Job: Look for the string "JSON" in every line, and copy each line that has it.

Entries supplied:
[start]

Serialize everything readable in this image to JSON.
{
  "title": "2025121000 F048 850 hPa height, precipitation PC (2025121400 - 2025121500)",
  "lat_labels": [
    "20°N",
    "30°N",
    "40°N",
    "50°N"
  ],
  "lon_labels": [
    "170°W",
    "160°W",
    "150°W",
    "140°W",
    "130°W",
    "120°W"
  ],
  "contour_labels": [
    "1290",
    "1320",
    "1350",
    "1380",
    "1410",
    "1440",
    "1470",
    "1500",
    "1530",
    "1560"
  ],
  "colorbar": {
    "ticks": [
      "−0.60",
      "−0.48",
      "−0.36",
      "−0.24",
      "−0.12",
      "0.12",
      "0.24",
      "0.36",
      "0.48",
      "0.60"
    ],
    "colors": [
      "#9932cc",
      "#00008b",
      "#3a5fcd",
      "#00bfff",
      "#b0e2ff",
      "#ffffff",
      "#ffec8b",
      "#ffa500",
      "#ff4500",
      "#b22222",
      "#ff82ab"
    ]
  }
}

[end]
[start]

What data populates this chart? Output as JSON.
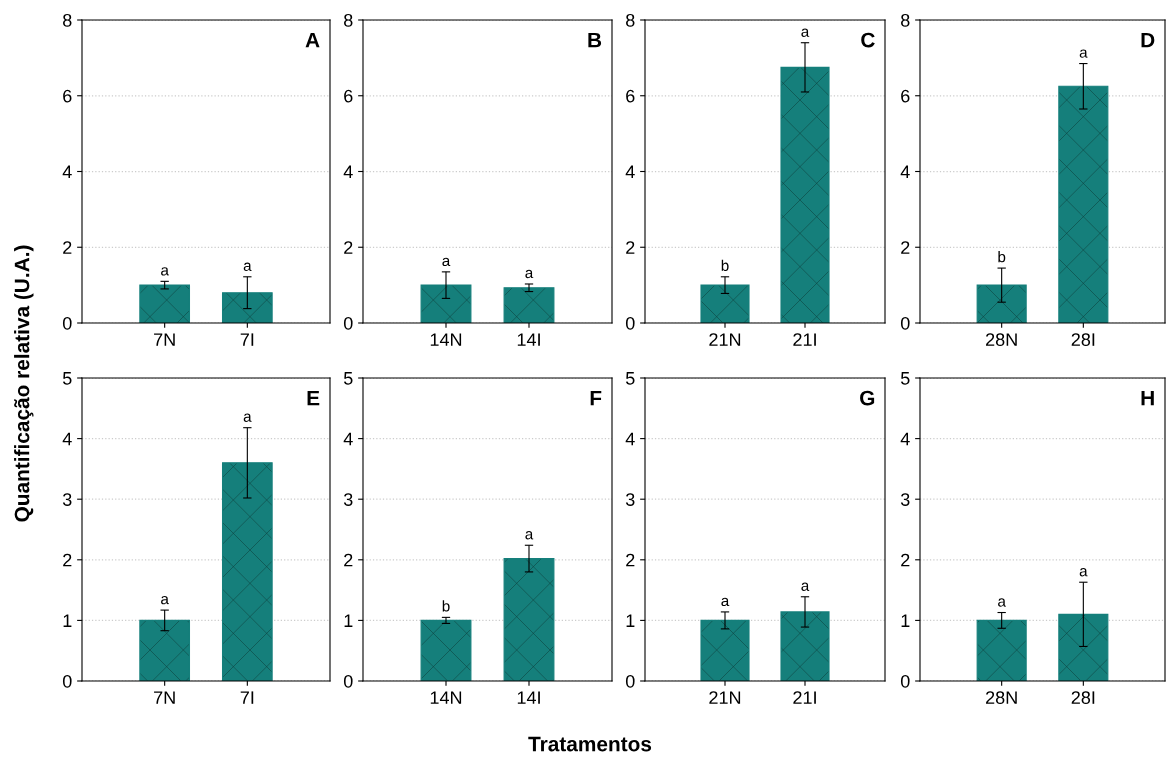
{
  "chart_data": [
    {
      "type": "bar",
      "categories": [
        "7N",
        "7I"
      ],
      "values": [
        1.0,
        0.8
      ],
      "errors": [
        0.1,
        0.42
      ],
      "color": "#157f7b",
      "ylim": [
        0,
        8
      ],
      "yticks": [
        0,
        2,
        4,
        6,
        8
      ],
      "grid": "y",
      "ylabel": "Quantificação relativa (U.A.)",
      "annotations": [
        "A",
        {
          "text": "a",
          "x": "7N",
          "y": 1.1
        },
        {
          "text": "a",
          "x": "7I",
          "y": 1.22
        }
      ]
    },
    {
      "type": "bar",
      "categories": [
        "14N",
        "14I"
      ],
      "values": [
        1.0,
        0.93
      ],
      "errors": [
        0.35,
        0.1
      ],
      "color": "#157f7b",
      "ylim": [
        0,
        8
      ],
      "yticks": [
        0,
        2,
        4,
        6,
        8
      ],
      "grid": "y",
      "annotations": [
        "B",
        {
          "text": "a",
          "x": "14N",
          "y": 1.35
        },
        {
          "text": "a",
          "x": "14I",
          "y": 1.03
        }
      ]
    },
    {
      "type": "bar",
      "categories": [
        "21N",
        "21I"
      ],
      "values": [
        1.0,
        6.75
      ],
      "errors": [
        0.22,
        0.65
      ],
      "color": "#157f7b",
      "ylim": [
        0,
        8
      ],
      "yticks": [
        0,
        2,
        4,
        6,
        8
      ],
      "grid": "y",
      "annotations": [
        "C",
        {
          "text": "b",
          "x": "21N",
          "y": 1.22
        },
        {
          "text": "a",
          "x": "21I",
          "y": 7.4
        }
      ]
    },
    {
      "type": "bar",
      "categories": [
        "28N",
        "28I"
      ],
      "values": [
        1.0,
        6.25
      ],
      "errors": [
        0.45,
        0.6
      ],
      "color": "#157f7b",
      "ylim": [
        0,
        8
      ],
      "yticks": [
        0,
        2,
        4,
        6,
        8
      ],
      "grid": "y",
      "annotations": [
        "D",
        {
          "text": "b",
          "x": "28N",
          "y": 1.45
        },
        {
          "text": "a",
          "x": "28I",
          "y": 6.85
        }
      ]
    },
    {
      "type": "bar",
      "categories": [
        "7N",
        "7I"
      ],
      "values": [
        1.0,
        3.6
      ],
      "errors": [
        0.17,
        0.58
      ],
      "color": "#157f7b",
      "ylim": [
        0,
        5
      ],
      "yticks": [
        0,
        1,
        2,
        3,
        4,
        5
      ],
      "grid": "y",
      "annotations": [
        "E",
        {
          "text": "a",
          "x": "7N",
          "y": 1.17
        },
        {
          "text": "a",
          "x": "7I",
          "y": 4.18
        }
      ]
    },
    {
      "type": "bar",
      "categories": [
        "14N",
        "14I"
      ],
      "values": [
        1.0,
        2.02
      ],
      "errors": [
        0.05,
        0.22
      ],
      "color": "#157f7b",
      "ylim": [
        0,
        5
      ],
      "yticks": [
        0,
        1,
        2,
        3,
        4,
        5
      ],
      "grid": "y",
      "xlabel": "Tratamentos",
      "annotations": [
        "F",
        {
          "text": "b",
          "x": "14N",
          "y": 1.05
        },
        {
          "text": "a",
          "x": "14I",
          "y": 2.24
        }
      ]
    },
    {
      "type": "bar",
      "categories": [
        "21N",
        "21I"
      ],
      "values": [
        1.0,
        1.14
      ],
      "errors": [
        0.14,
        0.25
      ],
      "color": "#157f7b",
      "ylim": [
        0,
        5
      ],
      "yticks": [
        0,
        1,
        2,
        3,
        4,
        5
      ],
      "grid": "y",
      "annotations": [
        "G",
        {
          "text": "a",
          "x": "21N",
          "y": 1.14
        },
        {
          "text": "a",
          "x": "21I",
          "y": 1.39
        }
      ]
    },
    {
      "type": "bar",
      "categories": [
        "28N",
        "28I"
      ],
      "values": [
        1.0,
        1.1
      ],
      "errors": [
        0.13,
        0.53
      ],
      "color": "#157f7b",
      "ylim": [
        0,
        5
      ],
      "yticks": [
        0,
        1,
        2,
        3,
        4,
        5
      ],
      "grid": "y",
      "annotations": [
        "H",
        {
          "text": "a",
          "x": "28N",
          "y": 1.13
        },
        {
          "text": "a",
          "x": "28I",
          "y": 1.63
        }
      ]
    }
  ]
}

[end]
[start]

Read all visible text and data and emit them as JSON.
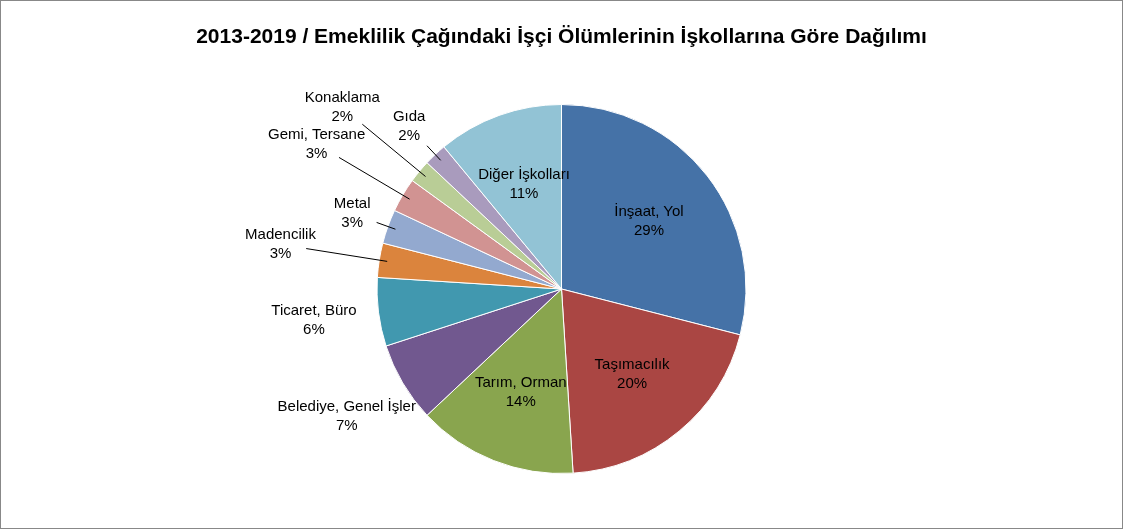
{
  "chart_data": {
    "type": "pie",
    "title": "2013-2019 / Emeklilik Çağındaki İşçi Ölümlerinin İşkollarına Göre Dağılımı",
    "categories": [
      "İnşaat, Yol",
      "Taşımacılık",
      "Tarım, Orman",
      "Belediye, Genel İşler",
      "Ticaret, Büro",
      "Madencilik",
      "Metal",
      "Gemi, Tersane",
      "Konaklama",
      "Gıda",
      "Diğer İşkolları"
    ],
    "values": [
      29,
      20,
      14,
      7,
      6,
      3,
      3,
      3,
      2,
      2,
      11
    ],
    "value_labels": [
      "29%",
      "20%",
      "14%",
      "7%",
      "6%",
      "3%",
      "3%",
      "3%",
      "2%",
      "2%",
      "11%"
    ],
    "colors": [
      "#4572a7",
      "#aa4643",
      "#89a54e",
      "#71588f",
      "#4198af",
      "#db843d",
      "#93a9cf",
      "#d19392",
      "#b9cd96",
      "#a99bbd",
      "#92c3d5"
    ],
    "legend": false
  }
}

[end]

Answer for this exercise:
Serialize everything readable in this image to JSON.
What data populates this chart? Output as JSON.
Read all visible text and data and emit them as JSON.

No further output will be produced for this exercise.